◆ To be done: Count how many lines of the data include "Withdrawing". The answer is that number and nothing else.

◆ Material supplied:
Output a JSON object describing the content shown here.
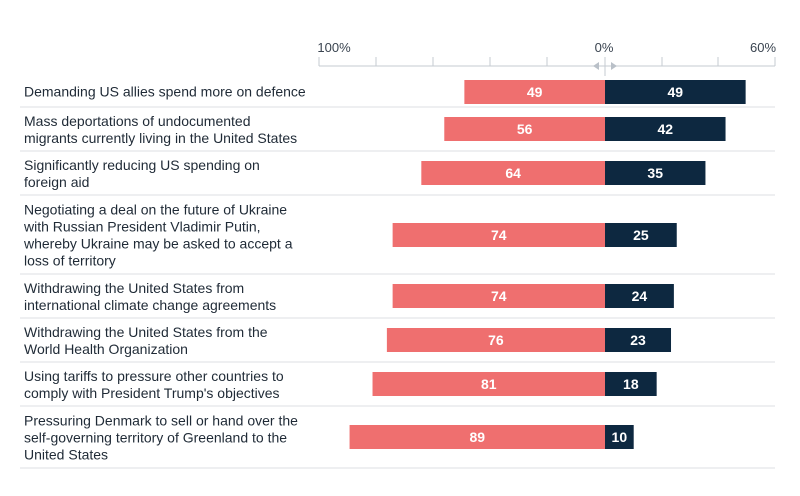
{
  "chart_data": {
    "type": "bar",
    "orientation": "horizontal-diverging",
    "axis_ticks": [
      "100%",
      "0%",
      "60%"
    ],
    "xlim": [
      -100,
      60
    ],
    "colors": {
      "left": "#ef6f6f",
      "right": "#0d2840"
    },
    "categories": [
      [
        "Demanding US allies spend more on defence"
      ],
      [
        "Mass deportations of undocumented",
        "migrants currently living in the United States"
      ],
      [
        "Significantly reducing US spending on",
        "foreign aid"
      ],
      [
        "Negotiating a deal on the future of Ukraine",
        "with Russian President Vladimir Putin,",
        "whereby Ukraine may be asked to accept a",
        "loss of territory"
      ],
      [
        "Withdrawing the United States from",
        "international climate change agreements"
      ],
      [
        "Withdrawing the United States from the",
        "World Health Organization"
      ],
      [
        "Using tariffs to pressure other countries to",
        "comply with President Trump's objectives"
      ],
      [
        "Pressuring Denmark to sell or hand over the",
        "self-governing territory of Greenland to the",
        "United States"
      ]
    ],
    "series": [
      {
        "name": "left",
        "values": [
          49,
          56,
          64,
          74,
          74,
          76,
          81,
          89
        ]
      },
      {
        "name": "right",
        "values": [
          49,
          42,
          35,
          25,
          24,
          23,
          18,
          10
        ]
      }
    ]
  }
}
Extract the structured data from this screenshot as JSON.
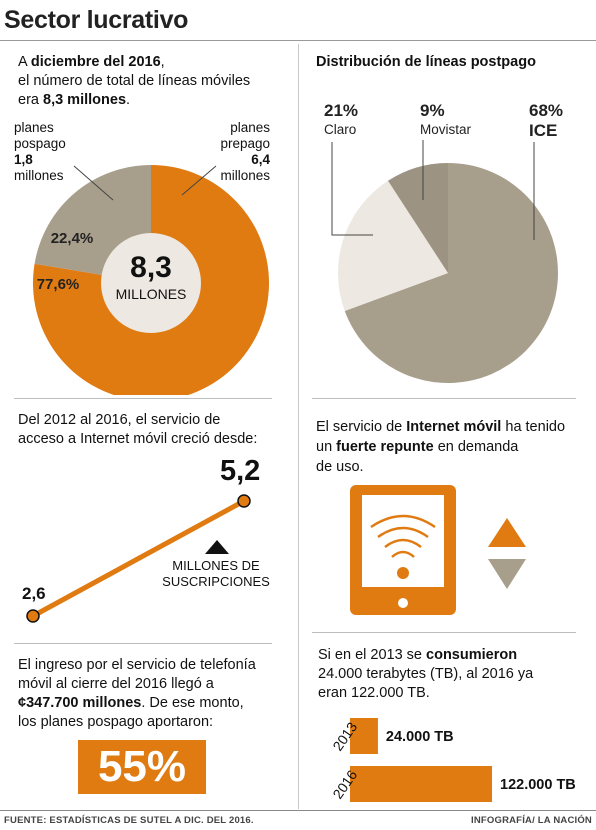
{
  "title": "Sector lucrativo",
  "footer": {
    "source": "FUENTE: ESTADÍSTICAS DE SUTEL A DIC. DEL 2016.",
    "credit": "INFOGRAFÍA/ LA NACIÓN"
  },
  "colors": {
    "orange": "#e07b12",
    "gray": "#a89e8c",
    "cream": "#ede8e1",
    "dark_gray": "#9c9382",
    "light": "#efeae3"
  },
  "lines_total": {
    "intro_pre": "A",
    "intro_bold": "diciembre del 2016",
    "intro_line2": "el número de total de líneas móviles",
    "intro_line3_pre": "era",
    "intro_line3_bold": "8,3 millones",
    "center_value": "8,3",
    "center_unit": "MILLONES",
    "pospago_label_1": "planes",
    "pospago_label_2": "pospago",
    "pospago_value": "1,8",
    "pospago_unit": "millones",
    "prepago_label_1": "planes",
    "prepago_label_2": "prepago",
    "prepago_value": "6,4",
    "prepago_unit": "millones",
    "pospago_pct": "22,4%",
    "prepago_pct": "77,6%"
  },
  "postpago_dist": {
    "heading": "Distribución de líneas postpago",
    "claro_pct": "21%",
    "claro_name": "Claro",
    "movistar_pct": "9%",
    "movistar_name": "Movistar",
    "ice_pct": "68%",
    "ice_name": "ICE"
  },
  "internet_growth": {
    "text_1": "Del 2012 al 2016, el servicio de",
    "text_2": "acceso a Internet móvil creció desde:",
    "start_value": "2,6",
    "end_value": "5,2",
    "unit_1": "MILLONES DE",
    "unit_2": "SUSCRIPCIONES"
  },
  "internet_demand": {
    "t1_pre": "El servicio de",
    "t1_bold": "Internet móvil",
    "t1_post": "ha tenido",
    "t2_pre": "un",
    "t2_bold": "fuerte repunte",
    "t2_post": "en demanda",
    "t3": "de uso."
  },
  "revenue": {
    "t1": "El ingreso por el servicio de telefonía",
    "t2": "móvil al cierre del 2016 llegó a",
    "t3_bold": "¢347.700 millones",
    "t3_post": ". De ese monto,",
    "t4": "los planes pospago aportaron:",
    "pct": "55%"
  },
  "data_consumption": {
    "t1_pre": "Si en el 2013 se",
    "t1_bold": "consumieron",
    "t2": "24.000 terabytes (TB), al 2016 ya",
    "t3": "eran 122.000 TB."
  },
  "chart_data": [
    {
      "type": "pie",
      "title": "",
      "labels": [
        "planes prepago",
        "planes pospago"
      ],
      "values": [
        77.6,
        22.4
      ],
      "center_text": "8,3 MILLONES"
    },
    {
      "type": "pie",
      "title": "Distribución de líneas postpago",
      "labels": [
        "ICE",
        "Claro",
        "Movistar"
      ],
      "values": [
        68,
        21,
        9
      ]
    },
    {
      "type": "line",
      "x": [
        2012,
        2016
      ],
      "y": [
        2.6,
        5.2
      ],
      "ylabel": "MILLONES DE SUSCRIPCIONES"
    },
    {
      "type": "bar",
      "categories": [
        "2013",
        "2016"
      ],
      "values": [
        24000,
        122000
      ],
      "value_labels": [
        "24.000 TB",
        "122.000 TB"
      ]
    }
  ]
}
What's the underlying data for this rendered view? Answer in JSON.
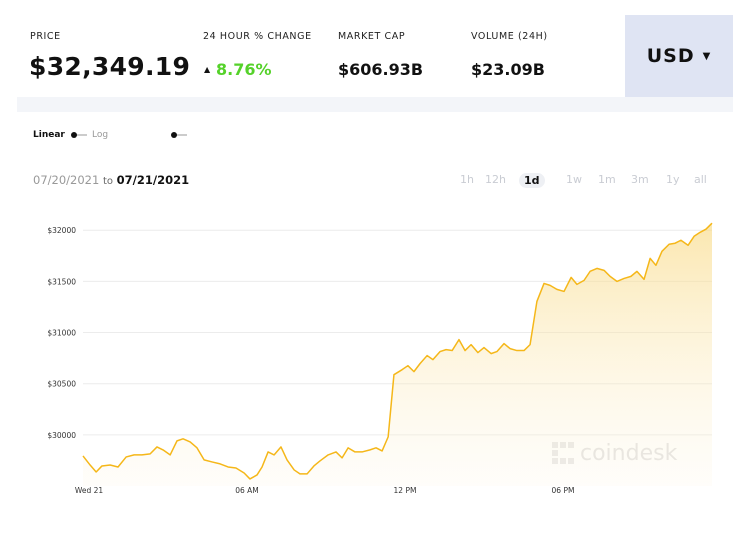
{
  "header": {
    "price_label": "PRICE",
    "price": "$32,349.19",
    "change_label": "24 HOUR % CHANGE",
    "change": "8.76%",
    "market_cap_label": "MARKET CAP",
    "market_cap": "$606.93B",
    "volume_label": "VOLUME (24H)",
    "volume": "$23.09B",
    "currency": "USD"
  },
  "controls": {
    "scale_linear": "Linear",
    "scale_log": "Log",
    "date_from": "07/20/2021",
    "date_sep": "to",
    "date_to": "07/21/2021",
    "ranges": [
      "1h",
      "12h",
      "1d",
      "1w",
      "1m",
      "3m",
      "1y",
      "all"
    ],
    "selected_range": "1d"
  },
  "chart_data": {
    "type": "area",
    "watermark": "coindesk",
    "color": "#f5b719",
    "grid": true,
    "x": [
      -0.23,
      0.04,
      0.27,
      0.49,
      0.8,
      1.1,
      1.41,
      1.71,
      2.01,
      2.32,
      2.58,
      2.81,
      3.08,
      3.34,
      3.57,
      3.84,
      4.1,
      4.37,
      4.67,
      4.98,
      5.28,
      5.58,
      5.89,
      6.11,
      6.38,
      6.57,
      6.8,
      7.03,
      7.29,
      7.52,
      7.79,
      8.01,
      8.28,
      8.54,
      8.77,
      9.08,
      9.38,
      9.61,
      9.84,
      10.1,
      10.37,
      10.67,
      10.9,
      11.13,
      11.36,
      11.58,
      11.89,
      12.11,
      12.34,
      12.57,
      12.84,
      13.06,
      13.33,
      13.56,
      13.79,
      14.05,
      14.28,
      14.51,
      14.77,
      15.0,
      15.27,
      15.49,
      15.76,
      15.99,
      16.25,
      16.52,
      16.75,
      17.01,
      17.28,
      17.51,
      17.77,
      18.04,
      18.31,
      18.53,
      18.8,
      19.03,
      19.29,
      19.56,
      19.79,
      20.05,
      20.32,
      20.58,
      20.81,
      21.08,
      21.31,
      21.53,
      21.76,
      22.03,
      22.26,
      22.48,
      22.75,
      22.98,
      23.21,
      23.43,
      23.66
    ],
    "values": [
      29794,
      29705,
      29637,
      29696,
      29705,
      29686,
      29784,
      29804,
      29804,
      29814,
      29882,
      29853,
      29804,
      29941,
      29961,
      29931,
      29873,
      29755,
      29735,
      29716,
      29686,
      29676,
      29627,
      29569,
      29608,
      29686,
      29833,
      29804,
      29882,
      29755,
      29657,
      29618,
      29618,
      29696,
      29745,
      29804,
      29833,
      29775,
      29873,
      29833,
      29833,
      29853,
      29873,
      29843,
      29980,
      30588,
      30637,
      30676,
      30618,
      30696,
      30775,
      30735,
      30814,
      30833,
      30824,
      30931,
      30824,
      30882,
      30804,
      30853,
      30794,
      30814,
      30892,
      30843,
      30824,
      30824,
      30882,
      31304,
      31480,
      31461,
      31422,
      31402,
      31539,
      31471,
      31510,
      31598,
      31627,
      31608,
      31549,
      31500,
      31529,
      31549,
      31598,
      31520,
      31725,
      31657,
      31794,
      31863,
      31873,
      31902,
      31853,
      31941,
      31980,
      32010,
      32069
    ],
    "xlim": [
      -0.23,
      23.66
    ],
    "xticks": [
      {
        "value": 0,
        "label": "Wed 21"
      },
      {
        "value": 6,
        "label": "06 AM"
      },
      {
        "value": 12,
        "label": "12 PM"
      },
      {
        "value": 18,
        "label": "06 PM"
      }
    ],
    "ylim": [
      29500,
      32100
    ],
    "yticks": [
      {
        "value": 30000,
        "label": "$30000"
      },
      {
        "value": 30500,
        "label": "$30500"
      },
      {
        "value": 31000,
        "label": "$31000"
      },
      {
        "value": 31500,
        "label": "$31500"
      },
      {
        "value": 32000,
        "label": "$32000"
      }
    ]
  }
}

◆ Reply to the exercise: 2